▸ **WHAT NEEDS TO BE DONE**
In full and without alteration, repeat the material.

· · ·

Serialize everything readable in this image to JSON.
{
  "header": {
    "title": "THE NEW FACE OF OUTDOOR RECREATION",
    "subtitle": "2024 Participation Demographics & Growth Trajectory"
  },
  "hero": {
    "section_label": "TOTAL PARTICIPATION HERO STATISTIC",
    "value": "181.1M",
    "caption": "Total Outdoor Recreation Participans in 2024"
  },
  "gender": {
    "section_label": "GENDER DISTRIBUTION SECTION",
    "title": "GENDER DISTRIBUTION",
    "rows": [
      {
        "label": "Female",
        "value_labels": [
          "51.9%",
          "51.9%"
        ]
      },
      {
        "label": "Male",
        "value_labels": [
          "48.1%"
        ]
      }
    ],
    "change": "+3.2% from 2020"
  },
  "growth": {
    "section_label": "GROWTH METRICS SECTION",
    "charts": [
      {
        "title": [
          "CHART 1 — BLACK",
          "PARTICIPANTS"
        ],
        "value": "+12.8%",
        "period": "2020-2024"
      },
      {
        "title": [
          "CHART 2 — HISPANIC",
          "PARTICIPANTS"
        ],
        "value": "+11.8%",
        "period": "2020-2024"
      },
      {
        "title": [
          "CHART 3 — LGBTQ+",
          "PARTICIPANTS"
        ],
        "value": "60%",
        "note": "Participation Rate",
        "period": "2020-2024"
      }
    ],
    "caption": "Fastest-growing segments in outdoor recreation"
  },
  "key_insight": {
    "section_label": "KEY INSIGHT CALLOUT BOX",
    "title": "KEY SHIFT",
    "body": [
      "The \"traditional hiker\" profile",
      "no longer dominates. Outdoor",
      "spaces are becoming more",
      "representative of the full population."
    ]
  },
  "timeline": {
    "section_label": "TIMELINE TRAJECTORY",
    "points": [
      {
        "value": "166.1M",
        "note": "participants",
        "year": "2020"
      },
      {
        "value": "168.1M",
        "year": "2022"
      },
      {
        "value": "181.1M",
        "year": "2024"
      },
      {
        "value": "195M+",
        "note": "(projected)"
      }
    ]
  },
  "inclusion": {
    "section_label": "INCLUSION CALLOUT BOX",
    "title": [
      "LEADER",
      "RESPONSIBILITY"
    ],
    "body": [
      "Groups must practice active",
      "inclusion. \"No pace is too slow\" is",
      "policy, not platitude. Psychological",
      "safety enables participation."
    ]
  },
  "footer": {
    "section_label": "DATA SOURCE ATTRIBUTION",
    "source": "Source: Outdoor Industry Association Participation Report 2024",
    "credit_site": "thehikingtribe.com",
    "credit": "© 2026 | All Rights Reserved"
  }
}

· · ·

▸ **EXERCISE RESPONSE**
Serialize everything readable in this image to JSON.
{
  "header": {
    "title": "THE NEW FACE OF OUTDOOR RECREATION",
    "subtitle": "2024 Participation Demographics & Growth Trajectory"
  },
  "hero": {
    "section_label": "TOTAL PARTICIPATION HERO STATISTIC",
    "value": "181.1M",
    "caption": "Total Outdoor Recreation Participans in 2024"
  },
  "gender": {
    "section_label": "GENDER DISTRIBUTION SECTION",
    "title": "GENDER DISTRIBUTION",
    "rows": [
      {
        "label": "Female",
        "value_labels": [
          "51.9%",
          "51.9%"
        ]
      },
      {
        "label": "Male",
        "value_labels": [
          "48.1%"
        ]
      }
    ],
    "change": "+3.2% from 2020"
  },
  "growth": {
    "section_label": "GROWTH METRICS SECTION",
    "charts": [
      {
        "title": [
          "CHART 1 — BLACK",
          "PARTICIPANTS"
        ],
        "value": "+12.8%",
        "period": "2020-2024"
      },
      {
        "title": [
          "CHART 2 — HISPANIC",
          "PARTICIPANTS"
        ],
        "value": "+11.8%",
        "period": "2020-2024"
      },
      {
        "title": [
          "CHART 3 — LGBTQ+",
          "PARTICIPANTS"
        ],
        "value": "60%",
        "note": "Participation Rate",
        "period": "2020-2024"
      }
    ],
    "caption": "Fastest-growing segments in outdoor recreation"
  },
  "key_insight": {
    "section_label": "KEY INSIGHT CALLOUT BOX",
    "title": "KEY SHIFT",
    "body": [
      "The \"traditional hiker\" profile",
      "no longer dominates. Outdoor",
      "spaces are becoming more",
      "representative of the full population."
    ]
  },
  "timeline": {
    "section_label": "TIMELINE TRAJECTORY",
    "points": [
      {
        "value": "166.1M",
        "note": "participants",
        "year": "2020"
      },
      {
        "value": "168.1M",
        "year": "2022"
      },
      {
        "value": "181.1M",
        "year": "2024"
      },
      {
        "value": "195M+",
        "note": "(projected)"
      }
    ]
  },
  "inclusion": {
    "section_label": "INCLUSION CALLOUT BOX",
    "title": [
      "LEADER",
      "RESPONSIBILITY"
    ],
    "body": [
      "Groups must practice active",
      "inclusion. \"No pace is too slow\" is",
      "policy, not platitude. Psychological",
      "safety enables participation."
    ]
  },
  "footer": {
    "section_label": "DATA SOURCE ATTRIBUTION",
    "source": "Source: Outdoor Industry Association Participation Report 2024",
    "credit_site": "thehikingtribe.com",
    "credit": "© 2026 | All Rights Reserved"
  }
}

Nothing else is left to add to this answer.